**Problem description:** Return the stretch of the material from the line that contains "Point [149, 516, 172, 530]" through the line that contains "Point [267, 400, 290, 414]", both included, copying each line exactly.

-- BEGIN Materials provided --

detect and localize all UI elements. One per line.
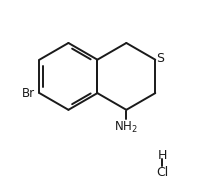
- Text: H: H: [157, 149, 167, 162]
- Text: Cl: Cl: [156, 166, 168, 179]
- Text: Br: Br: [22, 87, 35, 100]
- Text: S: S: [156, 52, 164, 65]
- Text: NH$_2$: NH$_2$: [114, 120, 138, 135]
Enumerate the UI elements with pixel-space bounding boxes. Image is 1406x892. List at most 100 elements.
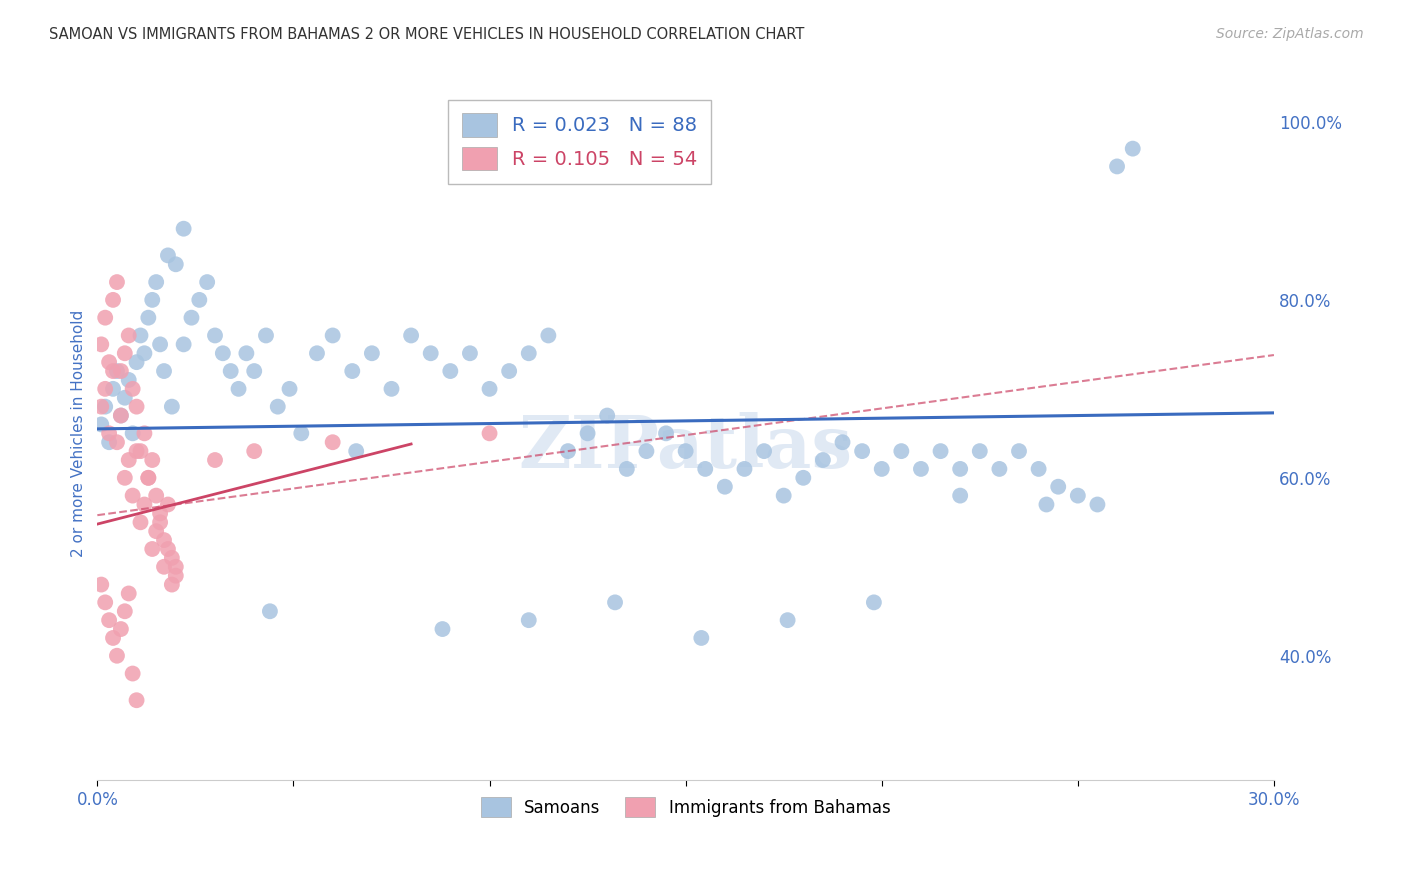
Point [149, 516, 172, 530]
Point [121, 666, 143, 681]
Point [156, 248, 179, 262]
Point [1035, 498, 1057, 512]
Point [195, 275, 218, 289]
Point [419, 346, 441, 360]
Point [145, 275, 167, 289]
Point [153, 364, 176, 378]
Point [811, 453, 834, 467]
Point [988, 462, 1011, 476]
Point [118, 328, 141, 343]
Point [101, 631, 124, 645]
Point [267, 400, 290, 414]
Point [863, 595, 886, 609]
Point [121, 489, 143, 503]
Point [259, 604, 281, 618]
Point [458, 346, 481, 360]
Point [105, 435, 128, 450]
Point [1087, 498, 1109, 512]
Point [94, 400, 117, 414]
Point [101, 382, 124, 396]
Point [94, 382, 117, 396]
Point [180, 310, 202, 325]
Point [478, 426, 501, 441]
Point [141, 293, 163, 307]
Point [145, 524, 167, 539]
Point [851, 444, 873, 458]
Point [105, 364, 128, 378]
Point [173, 337, 195, 351]
Point [138, 310, 160, 325]
Point [204, 453, 226, 467]
Point [165, 559, 187, 574]
Point [219, 364, 242, 378]
Point [517, 613, 540, 627]
Point [90, 417, 112, 432]
Point [125, 400, 148, 414]
Point [153, 533, 176, 547]
Point [121, 426, 143, 441]
Point [498, 364, 520, 378]
Point [831, 435, 853, 450]
Text: SAMOAN VS IMMIGRANTS FROM BAHAMAS 2 OR MORE VEHICLES IN HOUSEHOLD CORRELATION CH: SAMOAN VS IMMIGRANTS FROM BAHAMAS 2 OR M… [49, 27, 804, 42]
Point [305, 346, 328, 360]
Point [149, 507, 172, 521]
Point [110, 622, 132, 636]
Point [98, 435, 121, 450]
Point [228, 382, 250, 396]
Point [114, 471, 136, 485]
Point [149, 337, 172, 351]
Point [101, 364, 124, 378]
Point [98, 355, 121, 369]
Point [98, 426, 121, 441]
Point [890, 444, 912, 458]
Point [772, 489, 794, 503]
Point [165, 257, 187, 271]
Point [399, 328, 422, 343]
Point [655, 426, 678, 441]
Point [596, 409, 619, 423]
Point [204, 328, 226, 343]
Point [156, 498, 179, 512]
Point [1028, 462, 1050, 476]
Point [235, 346, 257, 360]
Point [129, 328, 152, 343]
Point [603, 595, 626, 609]
Point [110, 364, 132, 378]
Point [98, 613, 121, 627]
Point [90, 577, 112, 591]
Point [173, 221, 195, 235]
Point [752, 444, 775, 458]
Point [129, 444, 152, 458]
Point [94, 310, 117, 325]
Point [910, 462, 932, 476]
Point [94, 595, 117, 609]
Point [160, 550, 183, 565]
Point [105, 648, 128, 663]
Point [118, 453, 141, 467]
Point [380, 382, 402, 396]
Point [690, 631, 713, 645]
Point [138, 471, 160, 485]
Point [165, 568, 187, 582]
Point [243, 444, 266, 458]
Point [432, 622, 454, 636]
Point [792, 471, 814, 485]
Point [1047, 480, 1070, 494]
Point [101, 293, 124, 307]
Point [517, 346, 540, 360]
Text: ZIPatlas: ZIPatlas [519, 412, 852, 483]
Point [733, 462, 755, 476]
Point [134, 498, 156, 512]
Point [576, 426, 599, 441]
Point [254, 328, 277, 343]
Point [360, 346, 382, 360]
Point [1105, 160, 1128, 174]
Point [870, 462, 893, 476]
Point [141, 541, 163, 556]
Point [616, 462, 638, 476]
Point [156, 541, 179, 556]
Point [145, 489, 167, 503]
Point [138, 471, 160, 485]
Point [125, 355, 148, 369]
Point [141, 453, 163, 467]
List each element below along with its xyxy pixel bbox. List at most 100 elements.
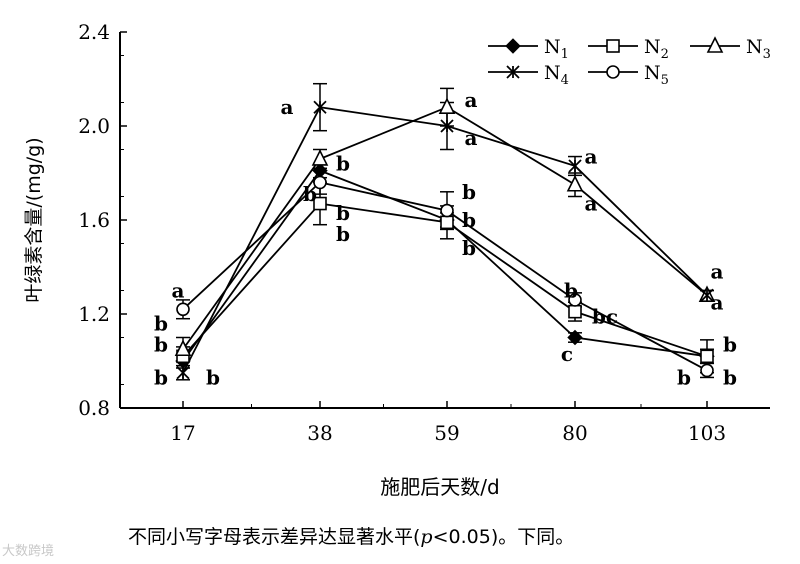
caption-text-after: <0.05)。下同。	[432, 526, 575, 548]
legend-marker	[606, 65, 620, 79]
circle-shape	[568, 293, 582, 307]
annotation-letter: b	[723, 333, 737, 357]
annotation-letter: a	[465, 88, 478, 112]
y-tick-label: 2.4	[78, 20, 110, 44]
square-shape	[606, 39, 620, 53]
annotation-letter: a	[172, 279, 185, 303]
square-shape	[313, 196, 327, 211]
annotation-letter: b	[677, 365, 691, 389]
y-axis-label: 叶绿素含量/(mg/g)	[23, 137, 45, 302]
annotation-letter: bc	[592, 304, 618, 328]
data-point-n4	[176, 366, 190, 380]
x-tick-label: 59	[434, 421, 459, 445]
data-point-n3	[566, 174, 584, 192]
annotation-letter: b	[336, 201, 350, 225]
circle-shape	[313, 175, 327, 190]
annotation-letter: a	[711, 260, 724, 284]
circle-shape	[176, 302, 190, 317]
caption-text-before: 不同小写字母表示差异达显著水平(	[128, 526, 421, 548]
legend-item-n3: N3	[690, 36, 771, 62]
annotation-letter: b	[303, 182, 317, 206]
legend-item-n1: N1	[488, 36, 569, 62]
figure-caption: 不同小写字母表示差异达显著水平(p<0.05)。下同。	[128, 522, 574, 549]
x-tick-label: 80	[562, 421, 587, 445]
data-point-n3	[311, 149, 329, 166]
triangle-shape	[438, 97, 456, 114]
legend: N1 N2 N3 N4 N5	[488, 36, 771, 88]
data-point-n4	[700, 288, 714, 302]
x-tick-label: 17	[170, 421, 195, 445]
legend-marker	[706, 36, 724, 53]
x-tick-label: 103	[688, 421, 726, 445]
y-tick-label: 1.6	[78, 208, 110, 232]
series-line-n1	[182, 169, 708, 362]
diamond-shape	[567, 329, 583, 346]
series-lines	[182, 106, 708, 374]
circle-shape	[440, 203, 454, 218]
data-point-n5	[176, 302, 190, 317]
data-point-n1	[567, 329, 583, 346]
legend-label: N2	[644, 36, 669, 62]
data-point-n4	[568, 159, 582, 173]
annotation-letter: b	[206, 365, 220, 389]
data-markers	[174, 97, 716, 380]
legend-label: N1	[544, 36, 569, 62]
data-point-n5	[700, 363, 714, 378]
annotation-letter: a	[585, 145, 598, 169]
annotation-letter: c	[561, 342, 573, 366]
annotation-letter: a	[281, 95, 294, 119]
legend-marker	[606, 39, 620, 53]
x-tick-label: 38	[307, 421, 332, 445]
axes: 0.8 1.2 1.6 2.0 2.4 17 38 59 80 103	[78, 20, 770, 445]
data-point-n2	[700, 349, 714, 364]
annotation-letter: b	[154, 311, 168, 335]
data-point-n2	[440, 215, 454, 230]
triangle-shape	[566, 174, 584, 192]
y-tick-label: 1.2	[78, 302, 110, 326]
square-shape	[700, 349, 714, 364]
legend-label: N3	[746, 36, 771, 62]
data-point-n5	[440, 203, 454, 218]
legend-label: N5	[644, 62, 669, 88]
annotation-letter: b	[462, 236, 476, 260]
data-point-n2	[568, 304, 582, 319]
annotation-letter: a	[585, 192, 598, 216]
triangle-shape	[311, 149, 329, 166]
legend-marker	[505, 38, 521, 54]
triangle-shape	[174, 339, 192, 357]
watermark: 大数跨境	[2, 544, 55, 559]
square-shape	[440, 215, 454, 230]
legend-label: N4	[544, 62, 569, 88]
annotation-letter: b	[564, 279, 578, 303]
legend-item-n2: N2	[588, 36, 669, 62]
circle-shape	[700, 363, 714, 378]
annotation-letter: a	[465, 126, 478, 150]
legend-item-n5: N5	[588, 62, 669, 88]
annotation-letter: b	[154, 333, 168, 357]
data-point-n5	[568, 293, 582, 307]
annotation-letter: b	[723, 365, 737, 389]
data-point-n3	[174, 339, 192, 357]
legend-item-n4: N4	[488, 62, 569, 88]
data-point-n2	[313, 196, 327, 211]
caption-p-italic: p	[420, 526, 433, 548]
annotation-letter: b	[462, 180, 476, 204]
diamond-shape	[505, 38, 521, 54]
annotation-letter: b	[154, 365, 168, 389]
square-shape	[568, 304, 582, 319]
annotation-letter: a	[711, 290, 724, 314]
data-point-n3	[438, 97, 456, 114]
data-point-n4	[313, 100, 327, 114]
annotation-letter: b	[336, 222, 350, 246]
x-axis-label: 施肥后天数/d	[380, 475, 499, 499]
annotation-letter: b	[336, 152, 350, 176]
y-tick-label: 0.8	[78, 396, 110, 420]
legend-marker	[506, 65, 520, 79]
annotation-letter: b	[462, 208, 476, 232]
data-point-n5	[313, 175, 327, 190]
data-point-n4	[440, 119, 454, 133]
y-tick-label: 2.0	[78, 114, 110, 138]
circle-shape	[606, 65, 620, 79]
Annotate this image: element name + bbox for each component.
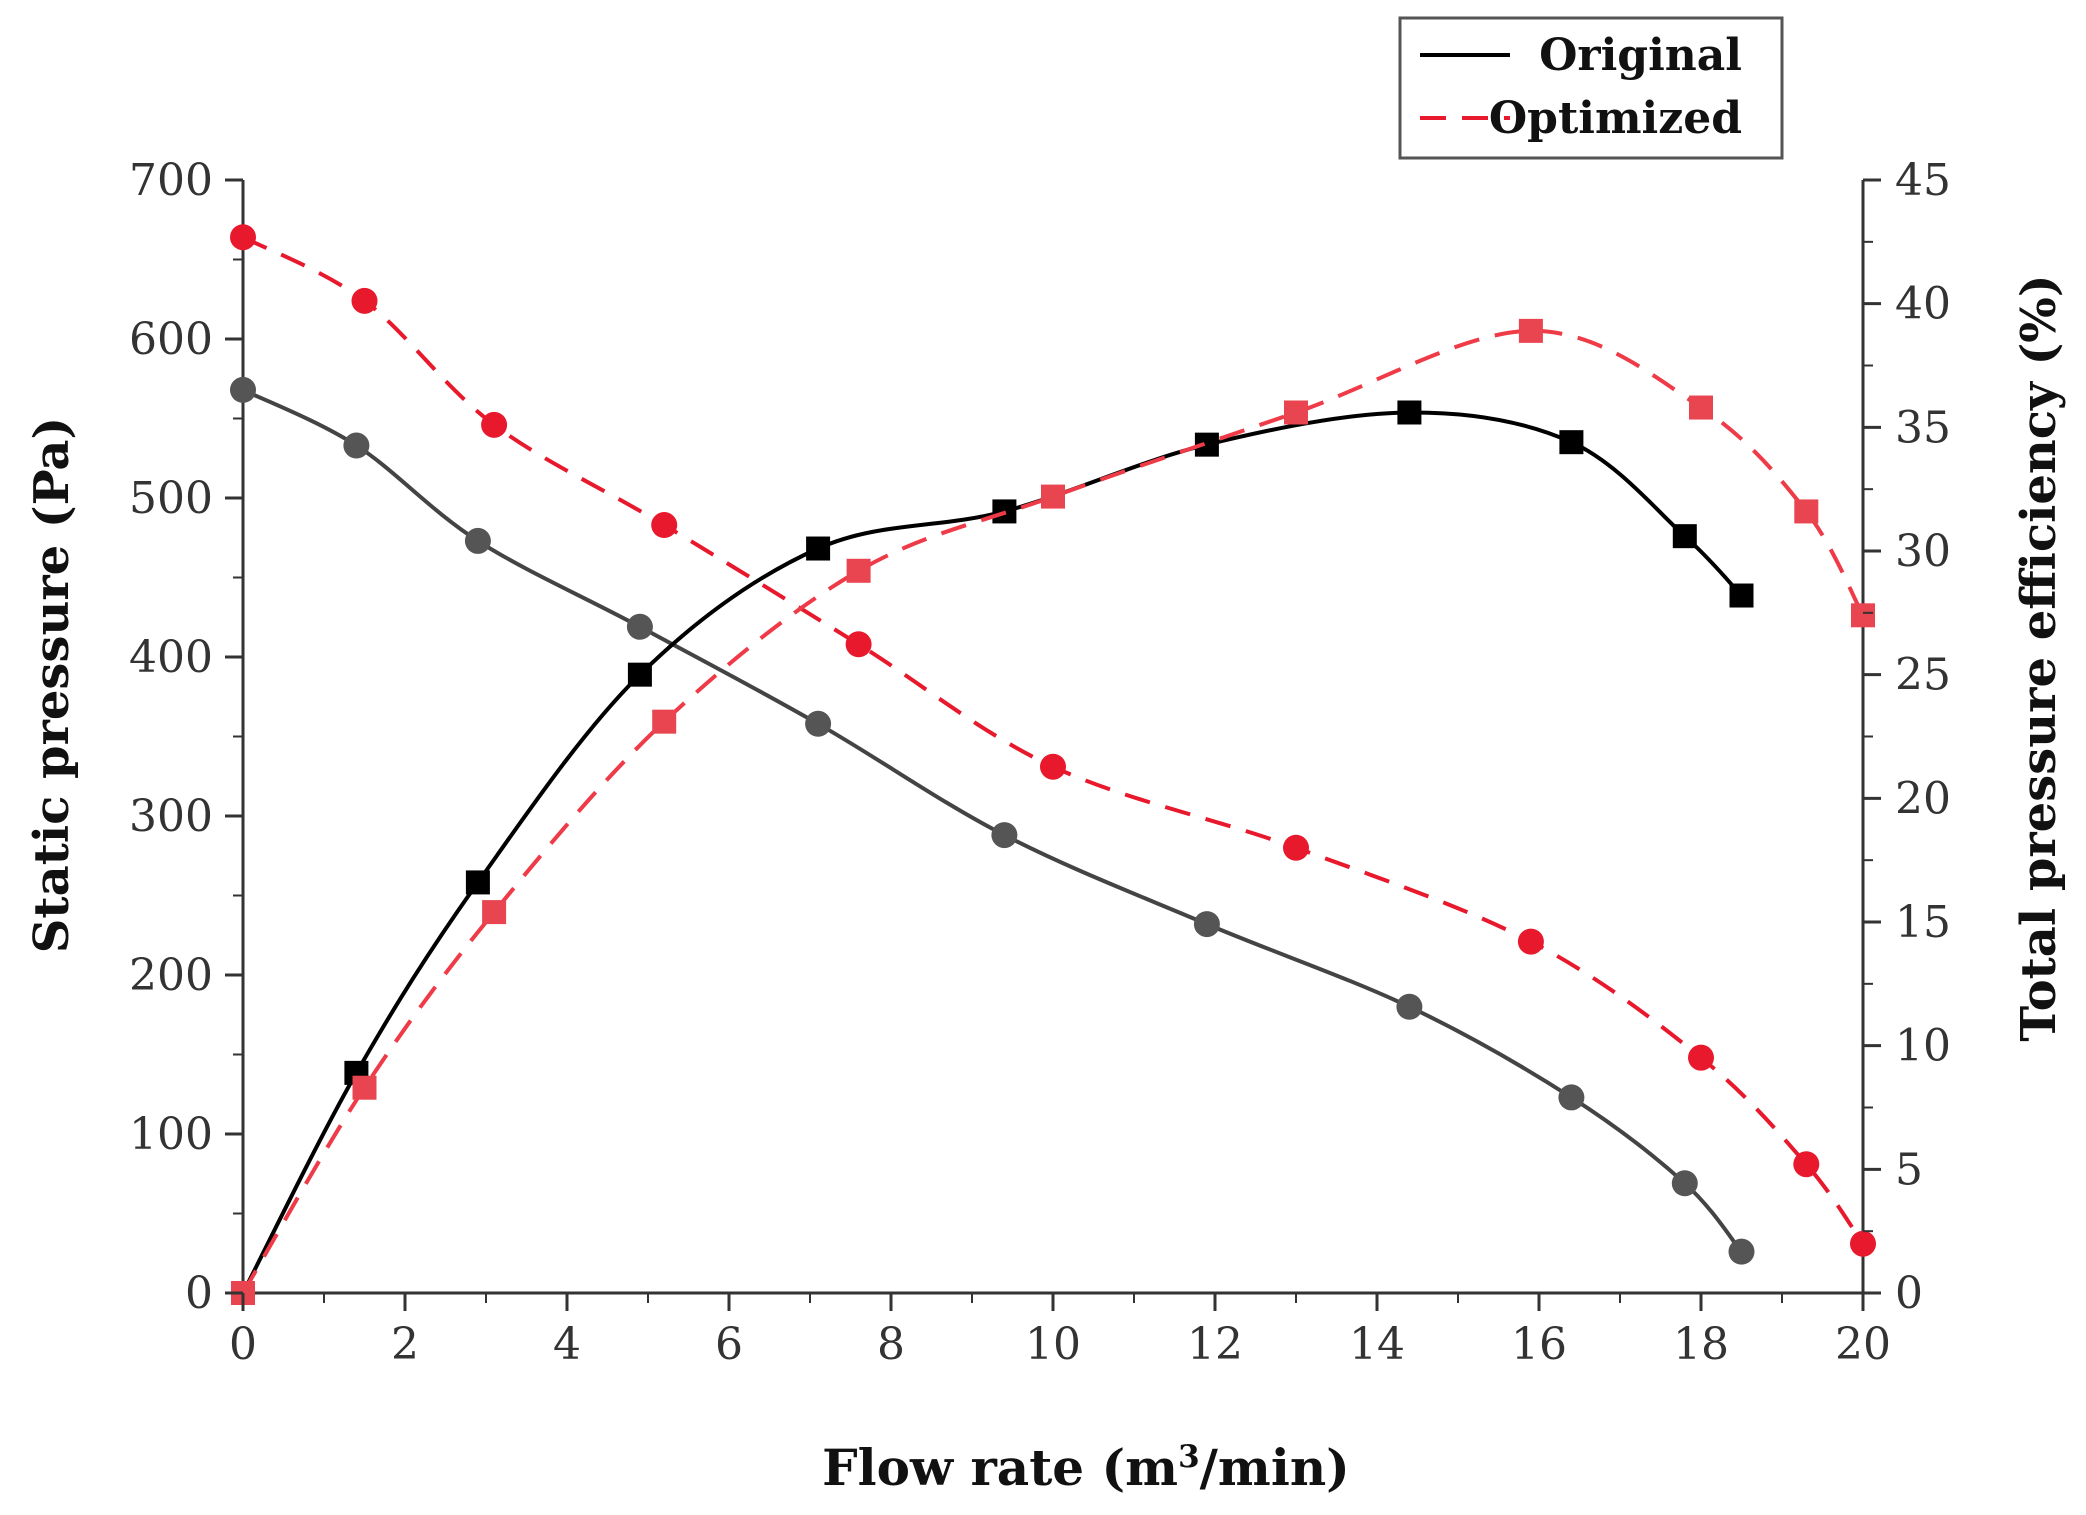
x-tick-label: 4 bbox=[553, 1319, 581, 1370]
y-right-tick-label: 20 bbox=[1895, 773, 1951, 824]
optimized-right-data-point bbox=[1689, 395, 1713, 420]
optimized-right-data-point bbox=[482, 900, 507, 925]
optimized-right-data-point bbox=[1518, 318, 1543, 343]
optimized-left-data-point bbox=[481, 411, 508, 438]
original-right-data-point bbox=[1397, 400, 1422, 425]
y-right-tick-label: 30 bbox=[1895, 526, 1951, 577]
optimized-left-data-point bbox=[845, 631, 872, 658]
optimized-left-data-point bbox=[230, 224, 256, 251]
y-right-tick-label: 15 bbox=[1895, 897, 1951, 948]
x-tick-label: 10 bbox=[1025, 1319, 1081, 1370]
optimized-left-data-point bbox=[1688, 1044, 1714, 1071]
optimized-right-data-point bbox=[1284, 400, 1308, 425]
original-right-data-point bbox=[806, 536, 831, 561]
original-left-data-point bbox=[626, 613, 653, 640]
original-left-data-point bbox=[1396, 993, 1423, 1020]
x-tick-label: 16 bbox=[1511, 1319, 1567, 1370]
original-right-data-point bbox=[1559, 430, 1584, 455]
original-left-data-point bbox=[1558, 1084, 1585, 1111]
original-right-data-point bbox=[1672, 524, 1697, 549]
original-left-data-point bbox=[230, 376, 256, 403]
x-tick-label: 20 bbox=[1835, 1319, 1891, 1370]
original-left-series-line bbox=[242, 388, 1744, 1253]
x-tick-label: 18 bbox=[1673, 1319, 1729, 1370]
x-tick-label: 14 bbox=[1349, 1319, 1405, 1370]
y-right-tick-label: 10 bbox=[1895, 1021, 1951, 1072]
axis-titles: Flow rate (m3/min) Static pressure (Pa) … bbox=[24, 274, 2067, 1497]
y-right-tick-label: 5 bbox=[1895, 1144, 1923, 1195]
y-left-tick-label: 100 bbox=[129, 1109, 213, 1160]
original-left-data-point bbox=[464, 527, 491, 554]
original-left-data-point bbox=[805, 710, 832, 737]
optimized-right-data-point bbox=[1851, 603, 1875, 628]
optimized-left-data-point bbox=[1793, 1151, 1820, 1178]
y-left-tick-label: 700 bbox=[129, 155, 213, 206]
y-right-tick-label: 45 bbox=[1895, 155, 1951, 206]
optimized-left-data-point bbox=[351, 287, 378, 314]
original-left-data-point bbox=[1671, 1170, 1698, 1197]
optimized-left-data-point bbox=[651, 512, 678, 539]
optimized-left-data-point bbox=[1040, 753, 1066, 780]
y-left-tick-label: 400 bbox=[129, 632, 213, 683]
optimized-right-data-point bbox=[846, 558, 871, 583]
y-right-tick-label: 40 bbox=[1895, 279, 1951, 330]
series-layer bbox=[230, 224, 1876, 1305]
optimized-left-data-point bbox=[1517, 928, 1544, 955]
y-right-tick-label: 0 bbox=[1895, 1268, 1923, 1319]
legend-original-label: Original bbox=[1539, 30, 1742, 81]
y-left-axis-title: Static pressure (Pa) bbox=[24, 417, 80, 953]
y-left-tick-label: 600 bbox=[129, 314, 213, 365]
x-tick-label: 0 bbox=[229, 1319, 257, 1370]
legend-optimized-label: Optimized bbox=[1489, 93, 1742, 144]
x-tick-label: 12 bbox=[1187, 1319, 1243, 1370]
original-left-data-point bbox=[343, 432, 370, 459]
y-left-tick-label: 300 bbox=[129, 791, 213, 842]
optimized-right-data-point bbox=[1794, 499, 1819, 524]
x-tick-label: 2 bbox=[391, 1319, 419, 1370]
optimized-right-data-point bbox=[1041, 484, 1065, 509]
y-left-tick-label: 0 bbox=[185, 1268, 213, 1319]
optimized-left-series-line bbox=[242, 235, 1865, 1245]
y-right-tick-label: 35 bbox=[1895, 402, 1951, 453]
original-left-data-point bbox=[1193, 911, 1220, 938]
y-right-tick-label: 25 bbox=[1895, 650, 1951, 701]
optimized-left-data-point bbox=[1850, 1230, 1876, 1257]
x-tick-label: 8 bbox=[877, 1319, 905, 1370]
legend-box bbox=[1398, 16, 1784, 160]
original-left-data-point bbox=[1728, 1238, 1755, 1265]
ticks-layer: 0 2 4 6 8 10 12 14 16 18 2001002003004005006007000… bbox=[129, 155, 1951, 1370]
original-left-data-point bbox=[991, 822, 1018, 849]
optimized-right-data-point bbox=[652, 709, 677, 734]
original-right-data-point bbox=[1729, 583, 1754, 608]
y-left-tick-label: 500 bbox=[129, 473, 213, 524]
y-right-axis-title: Total pressure efficiency (%) bbox=[2011, 274, 2067, 1041]
optimized-right-data-point bbox=[352, 1075, 377, 1100]
original-right-data-point bbox=[465, 870, 490, 895]
x-axis-title: Flow rate (m3/min) bbox=[822, 1438, 1350, 1497]
optimized-left-data-point bbox=[1283, 834, 1309, 861]
x-tick-label: 6 bbox=[715, 1319, 743, 1370]
original-right-data-point bbox=[627, 662, 652, 687]
y-left-tick-label: 200 bbox=[129, 950, 213, 1001]
plot-frame bbox=[241, 180, 1865, 1295]
legend: Original Optimized bbox=[1398, 16, 1784, 160]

-- END Materials provided --

**Solved problem:**
Point [149, 516, 172, 530]
Point [121, 666, 143, 681]
Point [156, 248, 179, 262]
Point [1035, 498, 1057, 512]
Point [195, 275, 218, 289]
Point [419, 346, 441, 360]
Point [145, 275, 167, 289]
Point [153, 364, 176, 378]
Point [811, 453, 834, 467]
Point [988, 462, 1011, 476]
Point [118, 328, 141, 343]
Point [101, 631, 124, 645]
Point [267, 400, 290, 414]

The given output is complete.